-- Start --
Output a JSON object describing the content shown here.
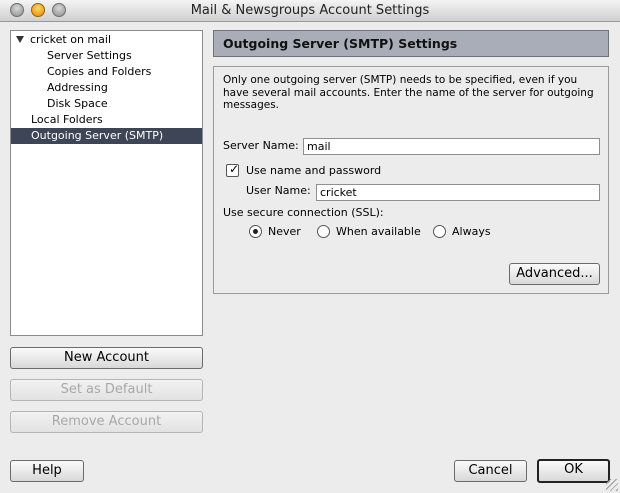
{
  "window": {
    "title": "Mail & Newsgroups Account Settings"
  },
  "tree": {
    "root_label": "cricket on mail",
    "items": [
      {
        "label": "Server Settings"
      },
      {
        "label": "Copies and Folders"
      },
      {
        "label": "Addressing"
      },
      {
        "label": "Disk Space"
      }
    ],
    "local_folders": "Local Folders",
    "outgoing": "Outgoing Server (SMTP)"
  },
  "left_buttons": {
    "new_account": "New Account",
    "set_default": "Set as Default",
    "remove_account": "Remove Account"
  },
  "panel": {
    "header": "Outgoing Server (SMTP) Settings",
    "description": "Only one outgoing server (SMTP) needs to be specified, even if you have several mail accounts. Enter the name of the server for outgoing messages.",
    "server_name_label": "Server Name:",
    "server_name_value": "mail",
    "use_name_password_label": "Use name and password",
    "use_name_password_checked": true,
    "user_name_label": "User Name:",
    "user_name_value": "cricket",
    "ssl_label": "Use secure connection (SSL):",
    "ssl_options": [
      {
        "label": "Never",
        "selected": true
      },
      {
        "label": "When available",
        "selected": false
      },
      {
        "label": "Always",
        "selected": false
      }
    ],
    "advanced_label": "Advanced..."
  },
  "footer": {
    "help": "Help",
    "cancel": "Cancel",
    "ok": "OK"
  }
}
-- End --
Reproduce the data above in full, exactly as it is, with the pictures left out.

Output a JSON object describing the content shown here.
{
  "window": {
    "title": "Mail & Newsgroups Account Settings"
  },
  "tree": {
    "root_label": "cricket on mail",
    "items": [
      {
        "label": "Server Settings"
      },
      {
        "label": "Copies and Folders"
      },
      {
        "label": "Addressing"
      },
      {
        "label": "Disk Space"
      }
    ],
    "local_folders": "Local Folders",
    "outgoing": "Outgoing Server (SMTP)"
  },
  "left_buttons": {
    "new_account": "New Account",
    "set_default": "Set as Default",
    "remove_account": "Remove Account"
  },
  "panel": {
    "header": "Outgoing Server (SMTP) Settings",
    "description": "Only one outgoing server (SMTP) needs to be specified, even if you have several mail accounts. Enter the name of the server for outgoing messages.",
    "server_name_label": "Server Name:",
    "server_name_value": "mail",
    "use_name_password_label": "Use name and password",
    "use_name_password_checked": true,
    "user_name_label": "User Name:",
    "user_name_value": "cricket",
    "ssl_label": "Use secure connection (SSL):",
    "ssl_options": [
      {
        "label": "Never",
        "selected": true
      },
      {
        "label": "When available",
        "selected": false
      },
      {
        "label": "Always",
        "selected": false
      }
    ],
    "advanced_label": "Advanced..."
  },
  "footer": {
    "help": "Help",
    "cancel": "Cancel",
    "ok": "OK"
  }
}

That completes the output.